◆ What needs to be done
Return the number of lines in which the word "ylabel" appears; add nothing else.

(Data extracted from a collection)

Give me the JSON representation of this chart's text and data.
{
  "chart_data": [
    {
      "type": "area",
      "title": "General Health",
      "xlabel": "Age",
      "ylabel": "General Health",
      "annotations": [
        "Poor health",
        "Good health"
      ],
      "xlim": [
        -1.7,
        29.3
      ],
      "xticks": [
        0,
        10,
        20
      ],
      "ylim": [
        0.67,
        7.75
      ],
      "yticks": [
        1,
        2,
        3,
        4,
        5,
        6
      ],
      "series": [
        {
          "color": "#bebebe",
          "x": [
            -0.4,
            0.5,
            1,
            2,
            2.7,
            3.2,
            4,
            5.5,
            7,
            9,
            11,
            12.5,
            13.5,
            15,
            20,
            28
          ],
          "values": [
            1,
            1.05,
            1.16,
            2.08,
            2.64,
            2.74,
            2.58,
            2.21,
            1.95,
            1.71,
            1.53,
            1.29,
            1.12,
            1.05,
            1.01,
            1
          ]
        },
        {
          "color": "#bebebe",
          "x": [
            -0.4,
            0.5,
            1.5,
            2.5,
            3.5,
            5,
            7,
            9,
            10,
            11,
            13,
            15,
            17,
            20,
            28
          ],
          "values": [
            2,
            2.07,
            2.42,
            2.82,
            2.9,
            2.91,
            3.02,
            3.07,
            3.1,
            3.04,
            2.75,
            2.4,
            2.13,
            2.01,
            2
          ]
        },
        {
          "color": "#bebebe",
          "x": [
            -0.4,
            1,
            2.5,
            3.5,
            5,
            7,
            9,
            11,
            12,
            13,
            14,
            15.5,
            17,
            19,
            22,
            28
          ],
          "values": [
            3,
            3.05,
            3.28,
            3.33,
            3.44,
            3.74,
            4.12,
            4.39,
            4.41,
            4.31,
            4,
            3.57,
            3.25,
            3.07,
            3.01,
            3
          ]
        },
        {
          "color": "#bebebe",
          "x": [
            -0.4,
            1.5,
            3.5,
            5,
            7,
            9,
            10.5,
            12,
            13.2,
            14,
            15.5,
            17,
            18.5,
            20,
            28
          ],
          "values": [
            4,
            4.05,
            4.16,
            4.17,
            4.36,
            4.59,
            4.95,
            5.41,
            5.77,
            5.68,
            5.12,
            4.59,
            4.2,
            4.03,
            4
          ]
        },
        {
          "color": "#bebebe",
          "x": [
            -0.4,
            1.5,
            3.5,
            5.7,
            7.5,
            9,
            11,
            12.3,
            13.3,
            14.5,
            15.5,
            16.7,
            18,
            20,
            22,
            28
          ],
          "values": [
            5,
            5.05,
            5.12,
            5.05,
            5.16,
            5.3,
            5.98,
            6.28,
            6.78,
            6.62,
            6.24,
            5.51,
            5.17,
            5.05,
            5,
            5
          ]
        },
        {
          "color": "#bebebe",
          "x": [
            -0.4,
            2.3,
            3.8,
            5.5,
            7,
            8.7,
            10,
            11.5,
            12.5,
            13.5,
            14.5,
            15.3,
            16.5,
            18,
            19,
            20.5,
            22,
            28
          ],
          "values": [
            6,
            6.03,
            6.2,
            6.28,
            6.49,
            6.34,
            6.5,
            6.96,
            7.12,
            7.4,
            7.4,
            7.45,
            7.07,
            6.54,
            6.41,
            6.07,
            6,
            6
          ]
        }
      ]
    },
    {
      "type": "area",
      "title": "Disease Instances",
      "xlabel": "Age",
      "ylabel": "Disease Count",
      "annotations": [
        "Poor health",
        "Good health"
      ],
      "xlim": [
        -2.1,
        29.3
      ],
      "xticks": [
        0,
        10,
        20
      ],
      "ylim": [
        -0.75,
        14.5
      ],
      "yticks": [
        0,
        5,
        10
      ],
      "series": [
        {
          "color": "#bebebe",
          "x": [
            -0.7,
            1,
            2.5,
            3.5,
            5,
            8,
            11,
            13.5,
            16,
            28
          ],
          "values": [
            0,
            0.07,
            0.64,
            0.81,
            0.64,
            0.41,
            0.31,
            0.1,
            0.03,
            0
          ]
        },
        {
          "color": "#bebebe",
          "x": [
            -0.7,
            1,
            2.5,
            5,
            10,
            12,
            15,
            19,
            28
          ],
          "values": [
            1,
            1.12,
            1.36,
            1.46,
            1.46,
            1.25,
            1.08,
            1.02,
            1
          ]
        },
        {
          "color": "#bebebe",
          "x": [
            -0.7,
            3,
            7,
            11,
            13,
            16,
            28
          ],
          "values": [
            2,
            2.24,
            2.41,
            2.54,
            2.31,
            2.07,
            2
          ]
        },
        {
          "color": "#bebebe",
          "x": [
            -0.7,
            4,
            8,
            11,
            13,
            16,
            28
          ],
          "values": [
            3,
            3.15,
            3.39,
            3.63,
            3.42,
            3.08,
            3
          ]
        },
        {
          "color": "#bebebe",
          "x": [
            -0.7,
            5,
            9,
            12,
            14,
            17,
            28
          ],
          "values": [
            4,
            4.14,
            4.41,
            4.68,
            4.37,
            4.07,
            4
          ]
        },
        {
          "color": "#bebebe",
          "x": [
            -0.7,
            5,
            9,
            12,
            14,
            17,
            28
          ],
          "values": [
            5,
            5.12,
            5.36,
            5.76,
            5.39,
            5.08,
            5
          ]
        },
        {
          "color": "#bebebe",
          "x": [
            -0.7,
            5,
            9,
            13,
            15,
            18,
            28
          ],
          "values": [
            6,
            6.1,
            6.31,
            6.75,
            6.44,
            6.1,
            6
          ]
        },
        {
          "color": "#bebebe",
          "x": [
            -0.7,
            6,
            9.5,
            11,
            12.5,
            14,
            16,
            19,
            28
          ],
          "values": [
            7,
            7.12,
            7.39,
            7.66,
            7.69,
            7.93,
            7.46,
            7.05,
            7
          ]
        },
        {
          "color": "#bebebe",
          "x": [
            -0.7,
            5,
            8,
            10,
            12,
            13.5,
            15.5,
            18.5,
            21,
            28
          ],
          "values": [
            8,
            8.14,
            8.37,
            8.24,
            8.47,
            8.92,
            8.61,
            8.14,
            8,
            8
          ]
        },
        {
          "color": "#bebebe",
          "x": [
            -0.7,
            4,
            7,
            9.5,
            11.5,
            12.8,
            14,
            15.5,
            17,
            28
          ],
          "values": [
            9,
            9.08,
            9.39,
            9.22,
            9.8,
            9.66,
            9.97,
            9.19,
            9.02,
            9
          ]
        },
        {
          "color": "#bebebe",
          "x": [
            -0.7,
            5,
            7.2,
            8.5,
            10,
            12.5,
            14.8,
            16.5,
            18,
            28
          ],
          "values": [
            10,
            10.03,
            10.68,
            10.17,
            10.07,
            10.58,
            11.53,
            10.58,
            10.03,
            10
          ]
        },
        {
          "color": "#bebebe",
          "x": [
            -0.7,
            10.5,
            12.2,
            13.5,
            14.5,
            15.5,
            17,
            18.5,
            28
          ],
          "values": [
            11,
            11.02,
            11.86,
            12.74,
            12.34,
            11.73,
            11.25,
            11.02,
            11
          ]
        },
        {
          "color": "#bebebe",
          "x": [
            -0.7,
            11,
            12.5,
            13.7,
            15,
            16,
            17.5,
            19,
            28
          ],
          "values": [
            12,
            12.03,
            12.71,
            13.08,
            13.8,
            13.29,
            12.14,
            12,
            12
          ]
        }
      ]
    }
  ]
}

◆ Finished answer
2